## Task
All lines holding the string "coordinate" are to be shown.

**** Exercise data

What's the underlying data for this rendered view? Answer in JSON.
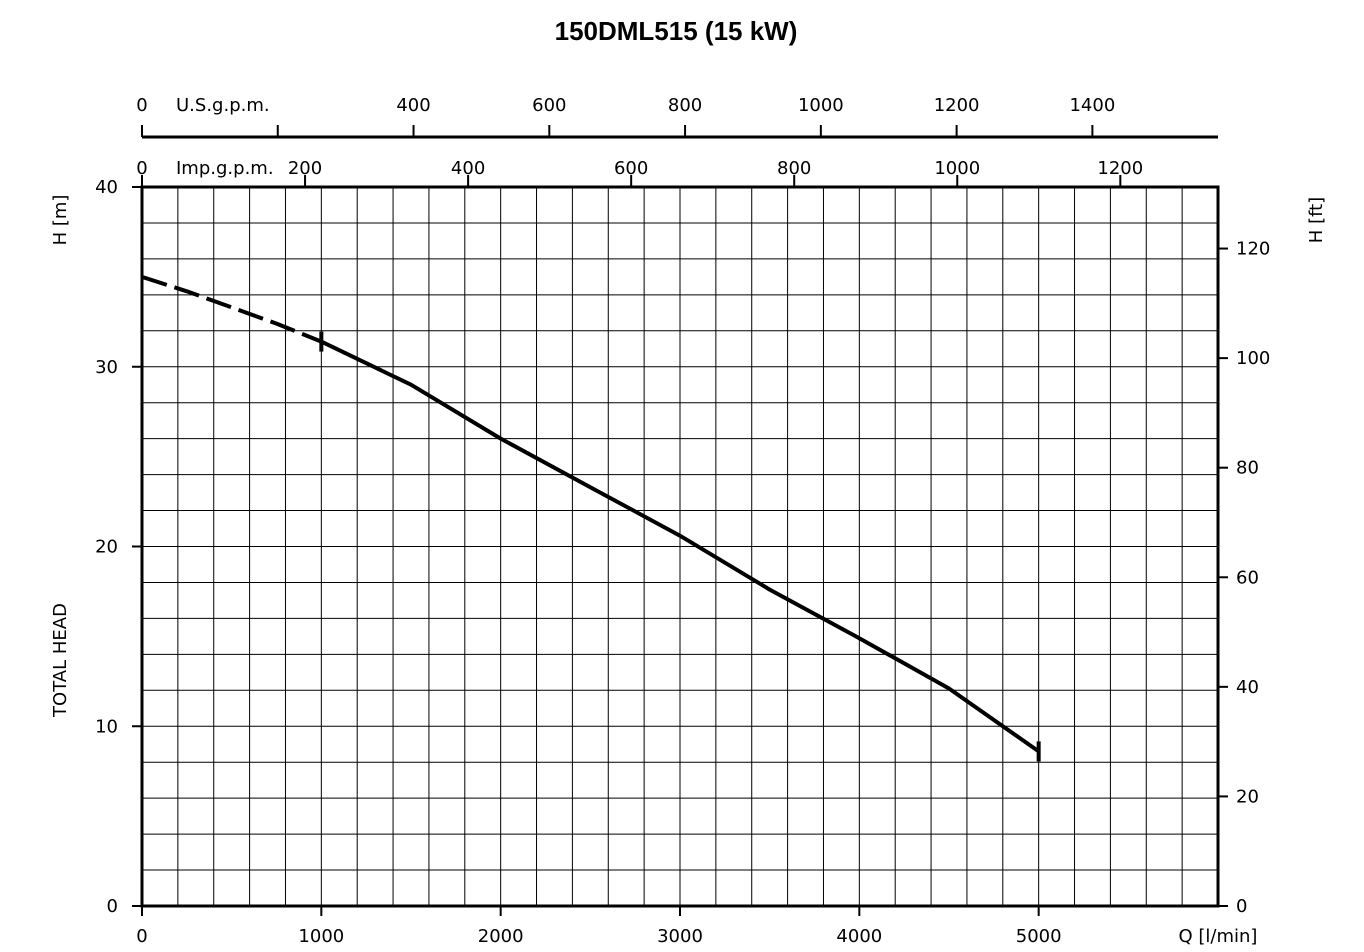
{
  "chart_data": {
    "type": "line",
    "title": "150DML515 (15 kW)",
    "xlabel": "Q [l/min]",
    "ylabel": "H [m]",
    "ylabel2": "H [ft]",
    "ylabel_side": "TOTAL HEAD",
    "xlim": [
      0,
      6000
    ],
    "ylim": [
      0,
      40
    ],
    "xticks": [
      "0",
      "1000",
      "2000",
      "3000",
      "4000",
      "5000"
    ],
    "yticks": [
      "0",
      "10",
      "20",
      "30",
      "40"
    ],
    "ft_ticks": [
      "0",
      "20",
      "40",
      "60",
      "80",
      "100",
      "120"
    ],
    "usgpm_label": "U.S.g.p.m.",
    "usgpm_ticks": [
      "0",
      "400",
      "600",
      "800",
      "1000",
      "1200",
      "1400"
    ],
    "impgpm_label": "Imp.g.p.m.",
    "impgpm_ticks": [
      "0",
      "200",
      "400",
      "600",
      "800",
      "1000",
      "1200"
    ],
    "grid": true,
    "series": [
      {
        "x": [
          0,
          250,
          500,
          750,
          1000
        ],
        "y": [
          35.0,
          34.2,
          33.3,
          32.4,
          31.4
        ],
        "style": "dashed"
      },
      {
        "x": [
          1000,
          1500,
          2000,
          2500,
          3000,
          3500,
          4000,
          4500,
          5000
        ],
        "y": [
          31.4,
          29.0,
          26.0,
          23.3,
          20.6,
          17.6,
          14.9,
          12.1,
          8.6
        ],
        "style": "solid"
      }
    ],
    "line_color": "#000000",
    "grid_color": "#000000"
  }
}
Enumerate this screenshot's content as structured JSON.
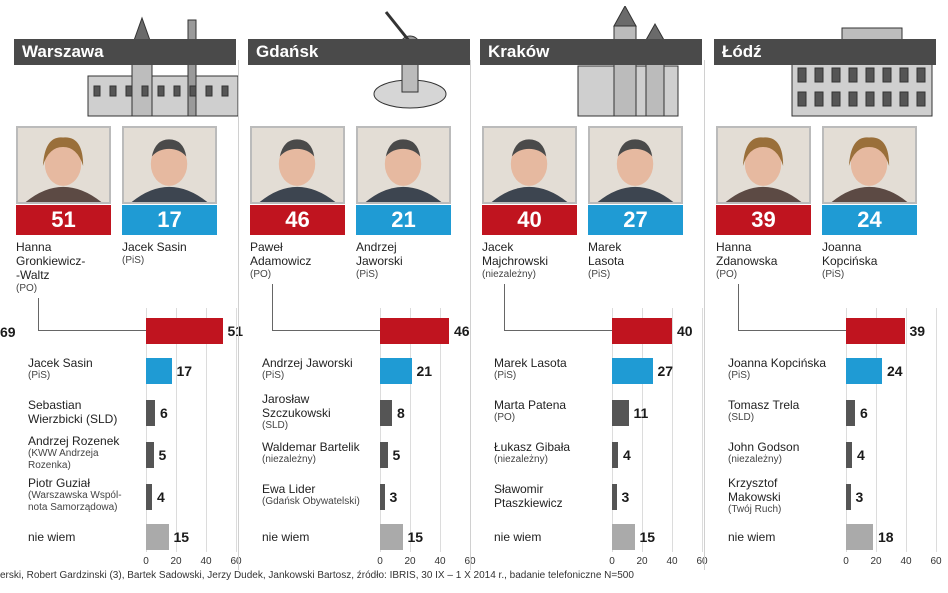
{
  "edge_left_value": "69",
  "footer": "erski, Robert Gardzinski (3), Bartek Sadowski, Jerzy Dudek, Jankowski Bartosz, źródło: IBRIS, 30 IX – 1 X 2014 r., badanie telefoniczne N=500",
  "chart_data": [
    {
      "type": "bar",
      "city": "Warszawa",
      "leaders": [
        {
          "name_lines": [
            "Hanna",
            "Gronkiewicz-",
            "-Waltz"
          ],
          "party": "(PO)",
          "score": "51",
          "color": "#c0141f"
        },
        {
          "name_lines": [
            "Jacek Sasin"
          ],
          "party": "(PiS)",
          "score": "17",
          "color": "#1f9bd4"
        }
      ],
      "rows": [
        {
          "name_lines": [],
          "party_lines": [],
          "value": 51,
          "label": "51",
          "color": "#c0141f"
        },
        {
          "name_lines": [
            "Jacek Sasin"
          ],
          "party_lines": [
            "(PiS)"
          ],
          "value": 17,
          "label": "17",
          "color": "#1f9bd4"
        },
        {
          "name_lines": [
            "Sebastian",
            "Wierzbicki (SLD)"
          ],
          "party_lines": [],
          "value": 6,
          "label": "6",
          "color": "#555555"
        },
        {
          "name_lines": [
            "Andrzej Rozenek"
          ],
          "party_lines": [
            "(KWW Andrzeja",
            "Rozenka)"
          ],
          "value": 5,
          "label": "5",
          "color": "#555555"
        },
        {
          "name_lines": [
            "Piotr Guział"
          ],
          "party_lines": [
            "(Warszawska Wspól-",
            "nota Samorządowa)"
          ],
          "value": 4,
          "label": "4",
          "color": "#555555"
        },
        {
          "name_lines": [
            "nie wiem"
          ],
          "party_lines": [],
          "value": 15,
          "label": "15",
          "color": "#aaaaaa"
        }
      ],
      "ticks": [
        "0",
        "20",
        "40",
        "60"
      ],
      "xlim": [
        0,
        60
      ]
    },
    {
      "type": "bar",
      "city": "Gdańsk",
      "leaders": [
        {
          "name_lines": [
            "Paweł",
            "Adamowicz"
          ],
          "party": "(PO)",
          "score": "46",
          "color": "#c0141f"
        },
        {
          "name_lines": [
            "Andrzej",
            "Jaworski"
          ],
          "party": "(PiS)",
          "score": "21",
          "color": "#1f9bd4"
        }
      ],
      "rows": [
        {
          "name_lines": [],
          "party_lines": [],
          "value": 46,
          "label": "46",
          "color": "#c0141f"
        },
        {
          "name_lines": [
            "Andrzej Jaworski"
          ],
          "party_lines": [
            "(PiS)"
          ],
          "value": 21,
          "label": "21",
          "color": "#1f9bd4"
        },
        {
          "name_lines": [
            "Jarosław",
            "Szczukowski"
          ],
          "party_lines": [
            "(SLD)"
          ],
          "value": 8,
          "label": "8",
          "color": "#555555"
        },
        {
          "name_lines": [
            "Waldemar Bartelik"
          ],
          "party_lines": [
            "(niezależny)"
          ],
          "value": 5,
          "label": "5",
          "color": "#555555"
        },
        {
          "name_lines": [
            "Ewa Lider"
          ],
          "party_lines": [
            "(Gdańsk Obywatelski)"
          ],
          "value": 3,
          "label": "3",
          "color": "#555555"
        },
        {
          "name_lines": [
            "nie wiem"
          ],
          "party_lines": [],
          "value": 15,
          "label": "15",
          "color": "#aaaaaa"
        }
      ],
      "ticks": [
        "0",
        "20",
        "40",
        "60"
      ],
      "xlim": [
        0,
        60
      ]
    },
    {
      "type": "bar",
      "city": "Kraków",
      "leaders": [
        {
          "name_lines": [
            "Jacek",
            "Majchrowski"
          ],
          "party": "(niezależny)",
          "score": "40",
          "color": "#c0141f"
        },
        {
          "name_lines": [
            "Marek",
            "Lasota"
          ],
          "party": "(PiS)",
          "score": "27",
          "color": "#1f9bd4"
        }
      ],
      "rows": [
        {
          "name_lines": [],
          "party_lines": [],
          "value": 40,
          "label": "40",
          "color": "#c0141f"
        },
        {
          "name_lines": [
            "Marek Lasota"
          ],
          "party_lines": [
            "(PiS)"
          ],
          "value": 27,
          "label": "27",
          "color": "#1f9bd4"
        },
        {
          "name_lines": [
            "Marta Patena"
          ],
          "party_lines": [
            "(PO)"
          ],
          "value": 11,
          "label": "11",
          "color": "#555555"
        },
        {
          "name_lines": [
            "Łukasz Gibała"
          ],
          "party_lines": [
            "(niezależny)"
          ],
          "value": 4,
          "label": "4",
          "color": "#555555"
        },
        {
          "name_lines": [
            "Sławomir",
            "Ptaszkiewicz"
          ],
          "party_lines": [],
          "value": 3,
          "label": "3",
          "color": "#555555"
        },
        {
          "name_lines": [
            "nie wiem"
          ],
          "party_lines": [],
          "value": 15,
          "label": "15",
          "color": "#aaaaaa"
        }
      ],
      "ticks": [
        "0",
        "20",
        "40",
        "60"
      ],
      "xlim": [
        0,
        60
      ]
    },
    {
      "type": "bar",
      "city": "Łódź",
      "leaders": [
        {
          "name_lines": [
            "Hanna",
            "Zdanowska"
          ],
          "party": "(PO)",
          "score": "39",
          "color": "#c0141f"
        },
        {
          "name_lines": [
            "Joanna",
            "Kopcińska"
          ],
          "party": "(PiS)",
          "score": "24",
          "color": "#1f9bd4"
        }
      ],
      "rows": [
        {
          "name_lines": [],
          "party_lines": [],
          "value": 39,
          "label": "39",
          "color": "#c0141f"
        },
        {
          "name_lines": [
            "Joanna Kopcińska"
          ],
          "party_lines": [
            "(PiS)"
          ],
          "value": 24,
          "label": "24",
          "color": "#1f9bd4"
        },
        {
          "name_lines": [
            "Tomasz Trela"
          ],
          "party_lines": [
            "(SLD)"
          ],
          "value": 6,
          "label": "6",
          "color": "#555555"
        },
        {
          "name_lines": [
            "John Godson"
          ],
          "party_lines": [
            "(niezależny)"
          ],
          "value": 4,
          "label": "4",
          "color": "#555555"
        },
        {
          "name_lines": [
            "Krzysztof",
            "Makowski"
          ],
          "party_lines": [
            "(Twój Ruch)"
          ],
          "value": 3,
          "label": "3",
          "color": "#555555"
        },
        {
          "name_lines": [
            "nie wiem"
          ],
          "party_lines": [],
          "value": 18,
          "label": "18",
          "color": "#aaaaaa"
        }
      ],
      "ticks": [
        "0",
        "20",
        "40",
        "60"
      ],
      "xlim": [
        0,
        60
      ]
    }
  ]
}
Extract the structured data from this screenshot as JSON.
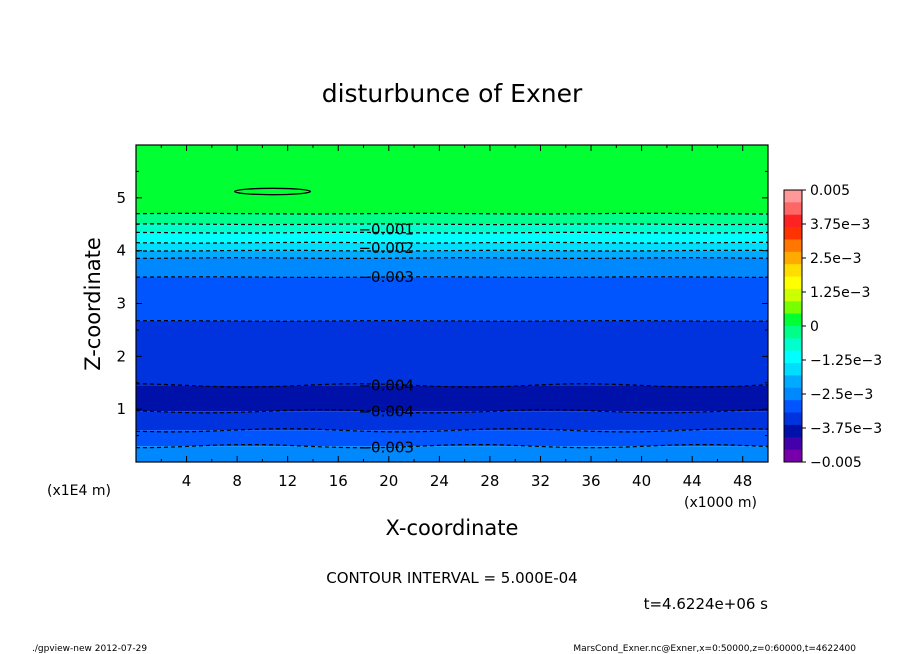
{
  "chart_data": {
    "type": "contour",
    "title": "disturbunce of Exner",
    "xlabel": "X-coordinate",
    "ylabel": "Z-coordinate",
    "x_unit_label": "(x1000 m)",
    "y_unit_label": "(x1E4 m)",
    "xlim": [
      0,
      50
    ],
    "ylim": [
      0,
      6
    ],
    "x_ticks": [
      "4",
      "8",
      "12",
      "16",
      "20",
      "24",
      "28",
      "32",
      "36",
      "40",
      "44",
      "48"
    ],
    "y_ticks": [
      "1",
      "2",
      "3",
      "4",
      "5"
    ],
    "contour_labels": [
      {
        "text": "-0.001",
        "x": 17.6,
        "z": 4.4
      },
      {
        "text": "-0.002",
        "x": 17.6,
        "z": 4.05
      },
      {
        "text": "-0.003",
        "x": 17.6,
        "z": 3.5
      },
      {
        "text": "-0.004",
        "x": 17.6,
        "z": 1.45
      },
      {
        "text": "-0.004",
        "x": 17.6,
        "z": 0.96
      },
      {
        "text": "-0.003",
        "x": 17.6,
        "z": 0.27
      }
    ],
    "contour_lines_z": [
      4.7,
      4.5,
      4.34,
      4.15,
      4.0,
      3.86,
      3.5,
      2.67,
      1.45,
      0.96,
      0.6,
      0.3
    ],
    "closed_contour": {
      "x_center": 10.8,
      "z_center": 5.12,
      "x_halfwidth": 3.0,
      "z_halfheight": 0.06
    },
    "colorbar": {
      "min": -0.005,
      "max": 0.005,
      "tick_labels": [
        "0.005",
        "3.75e-3",
        "2.5e-3",
        "1.25e-3",
        "0",
        "-1.25e-3",
        "-2.5e-3",
        "-3.75e-3",
        "-0.005"
      ],
      "tick_values": [
        0.005,
        0.00375,
        0.0025,
        0.00125,
        0,
        -0.00125,
        -0.0025,
        -0.00375,
        -0.005
      ],
      "colors_top_to_bottom": [
        "#ff9999",
        "#ff6666",
        "#ff2222",
        "#ff3300",
        "#ff7700",
        "#ffaa00",
        "#ffdd00",
        "#ffff00",
        "#ccff00",
        "#77ff00",
        "#00ff33",
        "#00ff88",
        "#00ffcc",
        "#00ffff",
        "#00ddff",
        "#00aaff",
        "#0088ff",
        "#0055ff",
        "#0033dd",
        "#0011aa",
        "#4400aa",
        "#7700aa"
      ]
    },
    "field_bands": [
      {
        "z_from": 4.7,
        "z_to": 6.0,
        "color": "#00ff33"
      },
      {
        "z_from": 4.5,
        "z_to": 4.7,
        "color": "#00ff88"
      },
      {
        "z_from": 4.34,
        "z_to": 4.5,
        "color": "#00ffcc"
      },
      {
        "z_from": 4.15,
        "z_to": 4.34,
        "color": "#00ffff"
      },
      {
        "z_from": 4.0,
        "z_to": 4.15,
        "color": "#00ddff"
      },
      {
        "z_from": 3.86,
        "z_to": 4.0,
        "color": "#00aaff"
      },
      {
        "z_from": 3.5,
        "z_to": 3.86,
        "color": "#0088ff"
      },
      {
        "z_from": 2.67,
        "z_to": 3.5,
        "color": "#0055ff"
      },
      {
        "z_from": 1.45,
        "z_to": 2.67,
        "color": "#0033dd"
      },
      {
        "z_from": 0.96,
        "z_to": 1.45,
        "color": "#0011aa"
      },
      {
        "z_from": 0.6,
        "z_to": 0.96,
        "color": "#0033dd"
      },
      {
        "z_from": 0.3,
        "z_to": 0.6,
        "color": "#0055ff"
      },
      {
        "z_from": 0.0,
        "z_to": 0.3,
        "color": "#0088ff"
      }
    ]
  },
  "annotations": {
    "contour_interval": "CONTOUR INTERVAL = 5.000E-04",
    "time": "t=4.6224e+06 s",
    "footer_left": "./gpview-new  2012-07-29",
    "footer_right": "MarsCond_Exner.nc@Exner,x=0:50000,z=0:60000,t=4622400"
  }
}
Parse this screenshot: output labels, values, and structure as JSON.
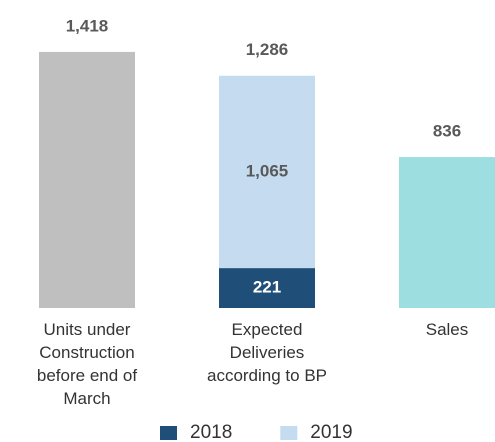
{
  "chart_data": {
    "type": "bar",
    "stacked": true,
    "categories": [
      "Units under Construction before end of March",
      "Expected Deliveries according to BP",
      "Sales"
    ],
    "series": [
      {
        "color": "#bfbfbf",
        "values": [
          1418,
          null,
          null
        ],
        "value_labels": [
          "1,418",
          null,
          null
        ]
      },
      {
        "name": "2018",
        "color": "#1f4e79",
        "values": [
          null,
          221,
          null
        ]
      },
      {
        "name": "2019",
        "color": "#c5dcf0",
        "values": [
          null,
          1065,
          null
        ],
        "value_labels": [
          null,
          "1,065",
          null
        ]
      },
      {
        "color": "#9ddfe0",
        "values": [
          null,
          null,
          836
        ]
      }
    ],
    "totals": [
      null,
      1286,
      null
    ],
    "total_labels": [
      null,
      "1,286",
      null
    ],
    "ylim": [
      0,
      1700
    ],
    "legend": "bottom"
  }
}
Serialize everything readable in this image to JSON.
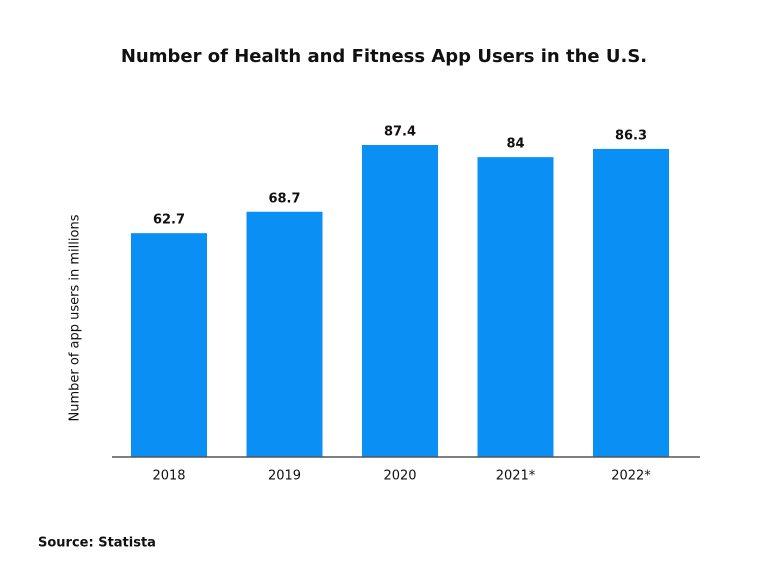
{
  "chart_data": {
    "type": "bar",
    "title": "Number of Health and Fitness App Users in the U.S.",
    "y_label": "Number of app users in millions",
    "categories": [
      "2018",
      "2019",
      "2020",
      "2021*",
      "2022*"
    ],
    "values": [
      62.7,
      68.7,
      87.4,
      84,
      86.3
    ],
    "color": "#0a8ff5",
    "source": "Source: Statista"
  }
}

********

## Full answer
    "xlabel": "X-coordinate",
    "ylabel": "Z-coordinate",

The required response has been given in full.